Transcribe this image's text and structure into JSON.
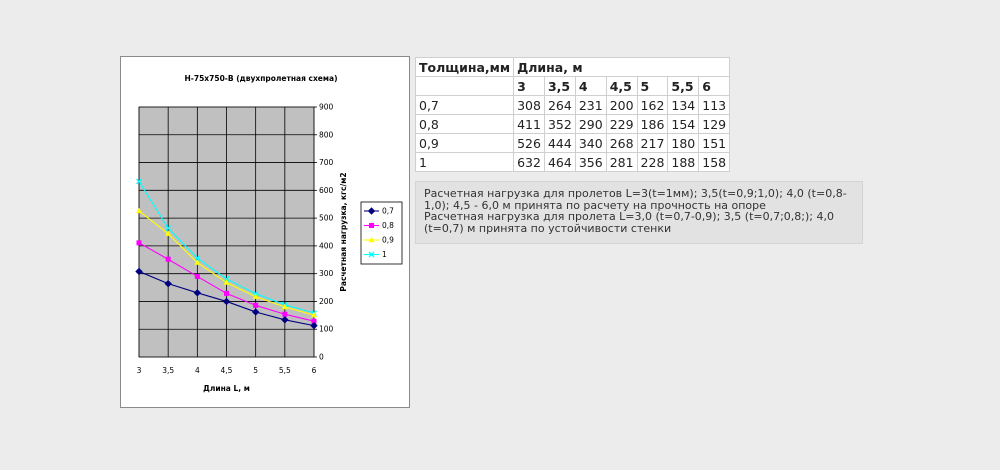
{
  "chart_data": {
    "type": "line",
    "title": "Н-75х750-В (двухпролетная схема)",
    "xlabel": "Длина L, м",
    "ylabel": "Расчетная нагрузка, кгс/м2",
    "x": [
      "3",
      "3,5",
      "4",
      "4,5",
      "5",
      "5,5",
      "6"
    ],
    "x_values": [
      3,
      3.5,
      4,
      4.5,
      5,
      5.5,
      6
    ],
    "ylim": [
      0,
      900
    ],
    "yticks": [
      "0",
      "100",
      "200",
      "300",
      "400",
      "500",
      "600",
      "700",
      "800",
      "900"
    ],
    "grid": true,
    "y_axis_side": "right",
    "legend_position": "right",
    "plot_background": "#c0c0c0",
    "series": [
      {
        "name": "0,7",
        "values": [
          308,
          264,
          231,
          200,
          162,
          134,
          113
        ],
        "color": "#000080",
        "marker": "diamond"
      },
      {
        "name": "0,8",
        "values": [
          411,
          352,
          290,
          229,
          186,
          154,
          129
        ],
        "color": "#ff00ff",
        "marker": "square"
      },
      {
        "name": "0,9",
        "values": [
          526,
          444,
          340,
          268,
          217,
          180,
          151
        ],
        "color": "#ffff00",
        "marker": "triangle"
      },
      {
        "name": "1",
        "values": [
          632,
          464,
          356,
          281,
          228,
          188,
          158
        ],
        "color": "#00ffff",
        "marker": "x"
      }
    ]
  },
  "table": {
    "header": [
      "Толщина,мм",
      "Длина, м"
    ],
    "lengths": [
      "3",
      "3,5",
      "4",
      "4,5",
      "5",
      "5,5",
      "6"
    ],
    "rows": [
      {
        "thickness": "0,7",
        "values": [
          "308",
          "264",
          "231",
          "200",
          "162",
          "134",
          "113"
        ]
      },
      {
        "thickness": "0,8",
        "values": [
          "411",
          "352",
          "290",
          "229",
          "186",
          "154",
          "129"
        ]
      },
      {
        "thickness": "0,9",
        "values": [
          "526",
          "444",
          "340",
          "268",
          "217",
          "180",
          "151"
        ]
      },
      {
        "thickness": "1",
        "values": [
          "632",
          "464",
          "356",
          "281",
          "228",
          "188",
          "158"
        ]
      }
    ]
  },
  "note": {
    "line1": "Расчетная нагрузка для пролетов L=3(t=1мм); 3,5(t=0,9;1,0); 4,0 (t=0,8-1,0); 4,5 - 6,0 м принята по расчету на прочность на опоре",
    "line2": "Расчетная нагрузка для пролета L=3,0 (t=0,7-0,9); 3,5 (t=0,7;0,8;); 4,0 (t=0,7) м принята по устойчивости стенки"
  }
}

----------

Request =
Find the lines above that include the string "marker" and copy them.

Result of this exercise =
        "marker": "diamond"
        "marker": "square"
        "marker": "triangle"
        "marker": "x"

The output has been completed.